RECORDS FOR THE TASK:
|---|
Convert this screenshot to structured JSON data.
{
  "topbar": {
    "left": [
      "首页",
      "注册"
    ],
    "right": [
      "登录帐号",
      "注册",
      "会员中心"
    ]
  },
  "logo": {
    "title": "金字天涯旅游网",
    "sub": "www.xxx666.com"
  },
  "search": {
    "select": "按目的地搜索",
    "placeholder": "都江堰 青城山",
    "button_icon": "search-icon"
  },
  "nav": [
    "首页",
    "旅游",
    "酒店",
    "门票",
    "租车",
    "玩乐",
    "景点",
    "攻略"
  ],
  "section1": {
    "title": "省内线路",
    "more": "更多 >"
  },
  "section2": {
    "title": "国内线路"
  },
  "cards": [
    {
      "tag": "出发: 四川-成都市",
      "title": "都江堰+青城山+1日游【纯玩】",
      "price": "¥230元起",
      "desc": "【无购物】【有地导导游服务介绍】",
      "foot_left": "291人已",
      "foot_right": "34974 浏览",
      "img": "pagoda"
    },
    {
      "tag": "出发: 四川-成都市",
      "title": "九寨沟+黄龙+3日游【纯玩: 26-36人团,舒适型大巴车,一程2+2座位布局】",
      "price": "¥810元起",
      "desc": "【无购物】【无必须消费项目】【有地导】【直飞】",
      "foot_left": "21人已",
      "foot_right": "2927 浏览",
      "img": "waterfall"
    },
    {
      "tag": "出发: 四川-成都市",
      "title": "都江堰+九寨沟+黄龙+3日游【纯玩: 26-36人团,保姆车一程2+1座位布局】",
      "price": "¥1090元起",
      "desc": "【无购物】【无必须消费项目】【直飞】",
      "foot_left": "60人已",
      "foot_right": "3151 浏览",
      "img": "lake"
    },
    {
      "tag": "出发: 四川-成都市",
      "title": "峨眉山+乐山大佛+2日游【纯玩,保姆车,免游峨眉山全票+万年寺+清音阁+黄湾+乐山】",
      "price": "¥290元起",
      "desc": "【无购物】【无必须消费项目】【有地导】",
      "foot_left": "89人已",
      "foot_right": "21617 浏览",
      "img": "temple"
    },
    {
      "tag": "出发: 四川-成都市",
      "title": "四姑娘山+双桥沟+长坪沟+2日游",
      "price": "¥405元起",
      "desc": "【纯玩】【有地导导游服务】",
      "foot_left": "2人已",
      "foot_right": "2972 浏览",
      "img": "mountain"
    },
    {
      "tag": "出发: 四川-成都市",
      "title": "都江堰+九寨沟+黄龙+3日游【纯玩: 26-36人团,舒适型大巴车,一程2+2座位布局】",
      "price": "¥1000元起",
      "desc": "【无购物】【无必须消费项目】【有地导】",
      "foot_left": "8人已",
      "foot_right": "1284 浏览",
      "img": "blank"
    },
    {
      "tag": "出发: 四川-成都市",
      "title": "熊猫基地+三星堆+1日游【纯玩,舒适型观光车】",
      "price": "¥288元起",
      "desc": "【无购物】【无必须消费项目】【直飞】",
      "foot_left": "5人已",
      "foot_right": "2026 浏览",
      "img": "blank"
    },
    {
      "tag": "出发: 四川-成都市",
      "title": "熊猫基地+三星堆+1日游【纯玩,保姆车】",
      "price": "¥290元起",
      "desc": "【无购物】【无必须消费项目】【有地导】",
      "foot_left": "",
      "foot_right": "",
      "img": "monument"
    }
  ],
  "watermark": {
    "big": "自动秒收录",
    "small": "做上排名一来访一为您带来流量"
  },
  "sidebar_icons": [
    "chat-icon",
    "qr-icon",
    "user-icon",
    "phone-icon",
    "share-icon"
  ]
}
|---|
STATED EXERCISE: Copy every record above exactly as it appears.

WRITTEN SOLUTION:
Convert this screenshot to structured JSON data.
{
  "topbar": {
    "left": [
      "首页",
      "注册"
    ],
    "right": [
      "登录帐号",
      "注册",
      "会员中心"
    ]
  },
  "logo": {
    "title": "金字天涯旅游网",
    "sub": "www.xxx666.com"
  },
  "search": {
    "select": "按目的地搜索",
    "placeholder": "都江堰 青城山",
    "button_icon": "search-icon"
  },
  "nav": [
    "首页",
    "旅游",
    "酒店",
    "门票",
    "租车",
    "玩乐",
    "景点",
    "攻略"
  ],
  "section1": {
    "title": "省内线路",
    "more": "更多 >"
  },
  "section2": {
    "title": "国内线路"
  },
  "cards": [
    {
      "tag": "出发: 四川-成都市",
      "title": "都江堰+青城山+1日游【纯玩】",
      "price": "¥230元起",
      "desc": "【无购物】【有地导导游服务介绍】",
      "foot_left": "291人已",
      "foot_right": "34974 浏览",
      "img": "pagoda"
    },
    {
      "tag": "出发: 四川-成都市",
      "title": "九寨沟+黄龙+3日游【纯玩: 26-36人团,舒适型大巴车,一程2+2座位布局】",
      "price": "¥810元起",
      "desc": "【无购物】【无必须消费项目】【有地导】【直飞】",
      "foot_left": "21人已",
      "foot_right": "2927 浏览",
      "img": "waterfall"
    },
    {
      "tag": "出发: 四川-成都市",
      "title": "都江堰+九寨沟+黄龙+3日游【纯玩: 26-36人团,保姆车一程2+1座位布局】",
      "price": "¥1090元起",
      "desc": "【无购物】【无必须消费项目】【直飞】",
      "foot_left": "60人已",
      "foot_right": "3151 浏览",
      "img": "lake"
    },
    {
      "tag": "出发: 四川-成都市",
      "title": "峨眉山+乐山大佛+2日游【纯玩,保姆车,免游峨眉山全票+万年寺+清音阁+黄湾+乐山】",
      "price": "¥290元起",
      "desc": "【无购物】【无必须消费项目】【有地导】",
      "foot_left": "89人已",
      "foot_right": "21617 浏览",
      "img": "temple"
    },
    {
      "tag": "出发: 四川-成都市",
      "title": "四姑娘山+双桥沟+长坪沟+2日游",
      "price": "¥405元起",
      "desc": "【纯玩】【有地导导游服务】",
      "foot_left": "2人已",
      "foot_right": "2972 浏览",
      "img": "mountain"
    },
    {
      "tag": "出发: 四川-成都市",
      "title": "都江堰+九寨沟+黄龙+3日游【纯玩: 26-36人团,舒适型大巴车,一程2+2座位布局】",
      "price": "¥1000元起",
      "desc": "【无购物】【无必须消费项目】【有地导】",
      "foot_left": "8人已",
      "foot_right": "1284 浏览",
      "img": "blank"
    },
    {
      "tag": "出发: 四川-成都市",
      "title": "熊猫基地+三星堆+1日游【纯玩,舒适型观光车】",
      "price": "¥288元起",
      "desc": "【无购物】【无必须消费项目】【直飞】",
      "foot_left": "5人已",
      "foot_right": "2026 浏览",
      "img": "blank"
    },
    {
      "tag": "出发: 四川-成都市",
      "title": "熊猫基地+三星堆+1日游【纯玩,保姆车】",
      "price": "¥290元起",
      "desc": "【无购物】【无必须消费项目】【有地导】",
      "foot_left": "",
      "foot_right": "",
      "img": "monument"
    }
  ],
  "watermark": {
    "big": "自动秒收录",
    "small": "做上排名一来访一为您带来流量"
  },
  "sidebar_icons": [
    "chat-icon",
    "qr-icon",
    "user-icon",
    "phone-icon",
    "share-icon"
  ]
}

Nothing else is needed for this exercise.